** begin **
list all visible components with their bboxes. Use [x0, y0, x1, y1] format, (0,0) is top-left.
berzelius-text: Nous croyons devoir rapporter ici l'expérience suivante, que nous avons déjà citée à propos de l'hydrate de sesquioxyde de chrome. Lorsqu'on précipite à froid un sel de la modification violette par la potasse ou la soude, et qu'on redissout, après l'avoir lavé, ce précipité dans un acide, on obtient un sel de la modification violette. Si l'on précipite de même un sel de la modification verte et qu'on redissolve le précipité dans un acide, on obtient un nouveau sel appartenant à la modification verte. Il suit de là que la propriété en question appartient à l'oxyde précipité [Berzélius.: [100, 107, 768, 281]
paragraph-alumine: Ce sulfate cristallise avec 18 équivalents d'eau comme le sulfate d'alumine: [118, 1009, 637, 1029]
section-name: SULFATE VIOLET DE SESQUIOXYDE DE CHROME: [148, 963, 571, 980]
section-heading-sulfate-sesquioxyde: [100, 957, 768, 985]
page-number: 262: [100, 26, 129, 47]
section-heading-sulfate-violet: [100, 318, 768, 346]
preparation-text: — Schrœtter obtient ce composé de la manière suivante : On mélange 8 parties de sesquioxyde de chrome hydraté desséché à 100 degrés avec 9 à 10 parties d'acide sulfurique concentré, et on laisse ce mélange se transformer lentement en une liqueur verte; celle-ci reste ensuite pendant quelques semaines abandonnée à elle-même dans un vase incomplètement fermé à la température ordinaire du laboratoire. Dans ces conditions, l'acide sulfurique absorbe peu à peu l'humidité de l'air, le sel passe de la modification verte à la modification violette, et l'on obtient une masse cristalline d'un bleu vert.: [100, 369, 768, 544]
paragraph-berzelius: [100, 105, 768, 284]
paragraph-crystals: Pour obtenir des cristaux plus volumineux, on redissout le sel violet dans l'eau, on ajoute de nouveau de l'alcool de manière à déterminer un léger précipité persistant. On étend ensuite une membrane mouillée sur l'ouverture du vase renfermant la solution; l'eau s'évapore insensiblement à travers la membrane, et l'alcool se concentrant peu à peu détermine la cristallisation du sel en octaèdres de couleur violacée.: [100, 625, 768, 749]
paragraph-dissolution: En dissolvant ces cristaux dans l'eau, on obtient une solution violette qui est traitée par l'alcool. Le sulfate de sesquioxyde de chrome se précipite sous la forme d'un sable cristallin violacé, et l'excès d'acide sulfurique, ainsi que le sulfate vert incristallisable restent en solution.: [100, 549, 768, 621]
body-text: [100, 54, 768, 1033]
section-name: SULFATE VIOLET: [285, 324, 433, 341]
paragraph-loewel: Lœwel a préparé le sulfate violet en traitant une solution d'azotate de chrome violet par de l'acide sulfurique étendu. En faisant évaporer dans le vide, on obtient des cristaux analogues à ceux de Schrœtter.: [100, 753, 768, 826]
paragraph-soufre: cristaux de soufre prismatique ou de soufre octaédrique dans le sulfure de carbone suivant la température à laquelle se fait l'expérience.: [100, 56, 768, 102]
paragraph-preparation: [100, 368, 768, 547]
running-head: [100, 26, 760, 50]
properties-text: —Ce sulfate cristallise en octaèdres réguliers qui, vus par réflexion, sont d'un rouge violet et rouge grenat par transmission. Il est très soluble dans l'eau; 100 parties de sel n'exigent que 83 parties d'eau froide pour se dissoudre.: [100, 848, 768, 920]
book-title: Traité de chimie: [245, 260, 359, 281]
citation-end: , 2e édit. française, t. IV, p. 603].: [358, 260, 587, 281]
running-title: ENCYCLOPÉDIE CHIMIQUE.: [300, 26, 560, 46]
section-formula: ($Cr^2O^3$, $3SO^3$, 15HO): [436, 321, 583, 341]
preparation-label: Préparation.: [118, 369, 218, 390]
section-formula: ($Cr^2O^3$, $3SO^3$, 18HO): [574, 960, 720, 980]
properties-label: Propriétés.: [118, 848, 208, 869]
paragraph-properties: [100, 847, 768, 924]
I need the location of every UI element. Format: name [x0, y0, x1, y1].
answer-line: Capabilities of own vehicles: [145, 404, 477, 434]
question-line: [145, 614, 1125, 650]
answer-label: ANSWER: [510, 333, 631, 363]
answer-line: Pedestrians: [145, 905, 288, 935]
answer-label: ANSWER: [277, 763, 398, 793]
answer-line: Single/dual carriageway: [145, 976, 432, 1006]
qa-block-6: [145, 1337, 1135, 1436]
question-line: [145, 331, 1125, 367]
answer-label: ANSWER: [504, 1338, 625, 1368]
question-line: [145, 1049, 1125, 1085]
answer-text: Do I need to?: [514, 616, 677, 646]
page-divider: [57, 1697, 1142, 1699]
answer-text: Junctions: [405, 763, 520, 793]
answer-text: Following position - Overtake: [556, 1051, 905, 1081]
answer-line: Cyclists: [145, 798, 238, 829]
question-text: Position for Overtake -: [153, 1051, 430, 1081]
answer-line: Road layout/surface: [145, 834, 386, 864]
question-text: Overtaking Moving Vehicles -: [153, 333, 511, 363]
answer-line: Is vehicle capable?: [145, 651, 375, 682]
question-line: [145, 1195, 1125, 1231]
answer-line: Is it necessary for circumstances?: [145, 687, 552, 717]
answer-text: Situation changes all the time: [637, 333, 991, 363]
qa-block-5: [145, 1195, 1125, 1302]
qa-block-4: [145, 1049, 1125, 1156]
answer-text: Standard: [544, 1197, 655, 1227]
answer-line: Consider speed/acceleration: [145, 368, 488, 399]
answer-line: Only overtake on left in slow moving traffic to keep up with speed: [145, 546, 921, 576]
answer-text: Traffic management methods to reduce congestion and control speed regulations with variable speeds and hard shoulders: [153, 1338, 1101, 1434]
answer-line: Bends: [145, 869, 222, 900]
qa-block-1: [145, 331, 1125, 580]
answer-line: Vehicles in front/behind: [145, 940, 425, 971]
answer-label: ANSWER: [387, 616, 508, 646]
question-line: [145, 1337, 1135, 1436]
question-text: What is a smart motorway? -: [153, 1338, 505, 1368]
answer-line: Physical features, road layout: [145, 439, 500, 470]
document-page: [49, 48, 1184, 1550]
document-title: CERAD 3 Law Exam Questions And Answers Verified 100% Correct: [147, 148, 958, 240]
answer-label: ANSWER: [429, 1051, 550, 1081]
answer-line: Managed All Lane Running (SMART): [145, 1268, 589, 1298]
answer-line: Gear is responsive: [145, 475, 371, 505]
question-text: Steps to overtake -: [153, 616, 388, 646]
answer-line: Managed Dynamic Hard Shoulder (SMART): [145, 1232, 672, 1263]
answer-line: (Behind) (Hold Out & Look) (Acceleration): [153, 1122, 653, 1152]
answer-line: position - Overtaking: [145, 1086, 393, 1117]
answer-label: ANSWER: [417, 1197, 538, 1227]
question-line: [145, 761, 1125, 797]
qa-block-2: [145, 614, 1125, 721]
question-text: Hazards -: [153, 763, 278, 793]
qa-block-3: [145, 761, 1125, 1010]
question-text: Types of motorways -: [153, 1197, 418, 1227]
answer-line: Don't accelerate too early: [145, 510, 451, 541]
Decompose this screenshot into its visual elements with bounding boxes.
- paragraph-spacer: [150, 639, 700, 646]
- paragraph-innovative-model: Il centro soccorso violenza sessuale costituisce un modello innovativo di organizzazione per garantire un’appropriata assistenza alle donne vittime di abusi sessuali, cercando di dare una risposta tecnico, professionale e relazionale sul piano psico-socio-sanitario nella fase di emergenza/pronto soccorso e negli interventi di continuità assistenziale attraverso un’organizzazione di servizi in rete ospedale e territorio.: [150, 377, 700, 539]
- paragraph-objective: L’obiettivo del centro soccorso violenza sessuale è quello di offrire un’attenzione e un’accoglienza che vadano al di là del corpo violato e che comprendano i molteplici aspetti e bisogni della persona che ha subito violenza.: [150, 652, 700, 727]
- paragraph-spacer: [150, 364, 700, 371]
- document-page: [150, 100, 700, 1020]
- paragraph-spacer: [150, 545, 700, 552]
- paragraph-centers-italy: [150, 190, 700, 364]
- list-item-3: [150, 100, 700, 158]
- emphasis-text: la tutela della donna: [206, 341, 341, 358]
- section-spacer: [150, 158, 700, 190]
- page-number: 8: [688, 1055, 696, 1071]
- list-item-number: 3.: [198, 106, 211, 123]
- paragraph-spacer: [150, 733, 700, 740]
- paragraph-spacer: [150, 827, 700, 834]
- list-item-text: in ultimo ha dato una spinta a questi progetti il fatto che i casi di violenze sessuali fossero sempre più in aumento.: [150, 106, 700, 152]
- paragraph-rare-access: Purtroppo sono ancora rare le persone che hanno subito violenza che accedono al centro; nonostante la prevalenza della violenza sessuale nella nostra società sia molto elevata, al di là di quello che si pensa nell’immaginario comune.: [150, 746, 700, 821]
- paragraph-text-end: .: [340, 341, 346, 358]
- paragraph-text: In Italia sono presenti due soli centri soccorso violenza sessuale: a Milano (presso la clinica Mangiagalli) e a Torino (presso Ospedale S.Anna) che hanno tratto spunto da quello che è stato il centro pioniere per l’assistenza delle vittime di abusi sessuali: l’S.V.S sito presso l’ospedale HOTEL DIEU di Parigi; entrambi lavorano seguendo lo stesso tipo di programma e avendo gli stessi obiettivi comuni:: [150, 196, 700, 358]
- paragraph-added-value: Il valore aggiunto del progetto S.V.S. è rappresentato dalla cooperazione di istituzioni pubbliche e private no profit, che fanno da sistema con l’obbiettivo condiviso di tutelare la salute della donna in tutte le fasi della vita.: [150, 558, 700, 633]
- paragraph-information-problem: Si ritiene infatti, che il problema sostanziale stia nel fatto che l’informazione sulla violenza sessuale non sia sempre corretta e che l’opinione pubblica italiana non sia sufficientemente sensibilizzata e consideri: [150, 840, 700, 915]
** end **
* TASK DETAILS:
Can you pull out, word for word, the lines from the first one through the line containing "section-name: SULFATE VIOLET DE", including both of those lines?

* FULL RESPONSE:
list all visible components with their bboxes. Use [x0, y0, x1, y1] format, (0,0) is top-left.
berzelius-text: Nous croyons devoir rapporter ici l'expérience suivante, que nous avons déjà citée à propos de l'hydrate de sesquioxyde de chrome. Lorsqu'on précipite à froid un sel de la modification violette par la potasse ou la soude, et qu'on redissout, après l'avoir lavé, ce précipité dans un acide, on obtient un sel de la modification violette. Si l'on précipite de même un sel de la modification verte et qu'on redissolve le précipité dans un acide, on obtient un nouveau sel appartenant à la modification verte. Il suit de là que la propriété en question appartient à l'oxyde précipité [Berzélius.: [100, 107, 768, 281]
paragraph-alumine: Ce sulfate cristallise avec 18 équivalents d'eau comme le sulfate d'alumine: [118, 1009, 637, 1029]
section-name: SULFATE VIOLET DE SESQUIOXYDE DE CHROME: [148, 963, 571, 980]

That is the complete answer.